Stated problem ->
Convert each of the rows below into a string in a single JSON list, one string per row, and leave out any blank rows.
Begin
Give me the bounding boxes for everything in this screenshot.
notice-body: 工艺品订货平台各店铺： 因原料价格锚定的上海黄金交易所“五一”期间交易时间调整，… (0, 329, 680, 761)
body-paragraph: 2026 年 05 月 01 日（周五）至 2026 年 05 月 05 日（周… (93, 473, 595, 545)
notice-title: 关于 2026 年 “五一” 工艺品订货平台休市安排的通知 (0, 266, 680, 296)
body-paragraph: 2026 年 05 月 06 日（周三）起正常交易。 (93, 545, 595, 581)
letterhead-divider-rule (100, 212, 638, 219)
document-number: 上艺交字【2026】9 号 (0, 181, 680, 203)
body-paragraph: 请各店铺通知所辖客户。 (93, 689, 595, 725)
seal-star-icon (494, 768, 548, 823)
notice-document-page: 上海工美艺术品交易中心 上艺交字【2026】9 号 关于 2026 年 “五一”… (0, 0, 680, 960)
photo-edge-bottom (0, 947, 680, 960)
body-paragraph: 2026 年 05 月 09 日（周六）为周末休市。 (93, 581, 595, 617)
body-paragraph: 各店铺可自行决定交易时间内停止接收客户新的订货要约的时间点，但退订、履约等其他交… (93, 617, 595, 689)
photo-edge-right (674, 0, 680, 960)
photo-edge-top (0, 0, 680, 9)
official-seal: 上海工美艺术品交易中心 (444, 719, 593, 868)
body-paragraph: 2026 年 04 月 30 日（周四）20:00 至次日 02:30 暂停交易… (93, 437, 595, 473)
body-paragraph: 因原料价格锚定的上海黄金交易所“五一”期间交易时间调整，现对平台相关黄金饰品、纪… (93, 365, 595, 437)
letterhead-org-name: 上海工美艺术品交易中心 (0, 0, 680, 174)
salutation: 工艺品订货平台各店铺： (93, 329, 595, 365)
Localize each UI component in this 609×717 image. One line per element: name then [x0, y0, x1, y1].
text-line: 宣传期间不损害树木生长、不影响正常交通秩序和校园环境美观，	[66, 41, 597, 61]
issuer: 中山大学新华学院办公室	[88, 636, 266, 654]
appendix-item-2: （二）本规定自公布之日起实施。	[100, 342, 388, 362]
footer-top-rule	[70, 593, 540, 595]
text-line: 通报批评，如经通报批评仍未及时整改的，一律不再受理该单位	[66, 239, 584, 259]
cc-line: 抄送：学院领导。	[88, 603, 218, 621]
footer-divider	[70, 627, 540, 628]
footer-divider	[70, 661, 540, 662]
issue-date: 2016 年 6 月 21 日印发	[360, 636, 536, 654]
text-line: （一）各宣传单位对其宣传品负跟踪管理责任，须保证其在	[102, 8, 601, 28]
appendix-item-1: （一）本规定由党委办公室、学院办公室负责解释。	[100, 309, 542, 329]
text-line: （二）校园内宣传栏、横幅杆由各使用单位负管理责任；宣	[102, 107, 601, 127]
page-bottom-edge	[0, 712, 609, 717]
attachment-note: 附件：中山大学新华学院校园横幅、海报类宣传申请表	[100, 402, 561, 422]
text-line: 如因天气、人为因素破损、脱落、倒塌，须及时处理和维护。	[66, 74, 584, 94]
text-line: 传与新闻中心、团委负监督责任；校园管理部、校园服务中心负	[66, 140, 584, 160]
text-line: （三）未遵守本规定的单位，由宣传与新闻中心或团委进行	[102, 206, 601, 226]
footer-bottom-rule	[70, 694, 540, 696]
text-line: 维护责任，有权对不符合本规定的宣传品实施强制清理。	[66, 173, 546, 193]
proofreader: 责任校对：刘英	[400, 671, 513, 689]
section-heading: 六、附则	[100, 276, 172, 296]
End
Result for this exercise ->
[
  "Give me the bounding boxes for everything in this screenshot.",
  "notice-body: 工艺品订货平台各店铺： 因原料价格锚定的上海黄金交易所“五一”期间交易时间调整，… (0, 329, 680, 761)",
  "body-paragraph: 2026 年 05 月 01 日（周五）至 2026 年 05 月 05 日（周… (93, 473, 595, 545)",
  "notice-title: 关于 2026 年 “五一” 工艺品订货平台休市安排的通知 (0, 266, 680, 296)",
  "body-paragraph: 2026 年 05 月 06 日（周三）起正常交易。 (93, 545, 595, 581)",
  "letterhead-divider-rule (100, 212, 638, 219)",
  "document-number: 上艺交字【2026】9 号 (0, 181, 680, 203)",
  "body-paragraph: 请各店铺通知所辖客户。 (93, 689, 595, 725)",
  "seal-star-icon (494, 768, 548, 823)",
  "notice-document-page: 上海工美艺术品交易中心 上艺交字【2026】9 号 关于 2026 年 “五一”… (0, 0, 680, 960)",
  "photo-edge-bottom (0, 947, 680, 960)",
  "body-paragraph: 2026 年 05 月 09 日（周六）为周末休市。 (93, 581, 595, 617)",
  "body-paragraph: 各店铺可自行决定交易时间内停止接收客户新的订货要约的时间点，但退订、履约等其他交… (93, 617, 595, 689)",
  "photo-edge-right (674, 0, 680, 960)",
  "photo-edge-top (0, 0, 680, 9)",
  "official-seal: 上海工美艺术品交易中心 (444, 719, 593, 868)",
  "body-paragraph: 2026 年 04 月 30 日（周四）20:00 至次日 02:30 暂停交易… (93, 437, 595, 473)",
  "body-paragraph: 因原料价格锚定的上海黄金交易所“五一”期间交易时间调整，现对平台相关黄金饰品、纪… (93, 365, 595, 437)",
  "letterhead-org-name: 上海工美艺术品交易中心 (0, 0, 680, 174)",
  "salutation: 工艺品订货平台各店铺： (93, 329, 595, 365)",
  "Localize each UI component in this 609×717 image. One line per element: name then [x0, y0, x1, y1].",
  "text-line: 宣传期间不损害树木生长、不影响正常交通秩序和校园环境美观，\t[66, 41, 597, 61]",
  "issuer: 中山大学新华学院办公室\t[88, 636, 266, 654]",
  "appendix-item-2: （二）本规定自公布之日起实施。\t[100, 342, 388, 362]",
  "footer-top-rule\t[70, 593, 540, 595]",
  "text-line: 通报批评，如经通报批评仍未及时整改的，一律不再受理该单位\t[66, 239, 584, 259]",
  "cc-line: 抄送：学院领导。\t[88, 603, 218, 621]",
  "footer-divider\t[70, 627, 540, 628]",
  "footer-divider\t[70, 661, 540, 662]",
  "issue-date: 2016 年 6 月 21 日印发\t[360, 636, 536, 654]",
  "text-line: （一）各宣传单位对其宣传品负跟踪管理责任，须保证其在\t[102, 8, 601, 28]",
  "appendix-item-1: （一）本规定由党委办公室、学院办公室负责解释。\t[100, 309, 542, 329]",
  "text-line: （二）校园内宣传栏、横幅杆由各使用单位负管理责任；宣\t[102, 107, 601, 127]",
  "page-bottom-edge\t[0, 712, 609, 717]",
  "attachment-note: 附件：中山大学新华学院校园横幅、海报类宣传申请表\t[100, 402, 561, 422]",
  "text-line: 如因天气、人为因素破损、脱落、倒塌，须及时处理和维护。\t[66, 74, 584, 94]",
  "text-line: 传与新闻中心、团委负监督责任；校园管理部、校园服务中心负\t[66, 140, 584, 160]",
  "text-line: （三）未遵守本规定的单位，由宣传与新闻中心或团委进行\t[102, 206, 601, 226]",
  "footer-bottom-rule\t[70, 694, 540, 696]",
  "text-line: 维护责任，有权对不符合本规定的宣传品实施强制清理。\t[66, 173, 546, 193]",
  "proofreader: 责任校对：刘英\t[400, 671, 513, 689]",
  "section-heading: 六、附则\t[100, 276, 172, 296]"
]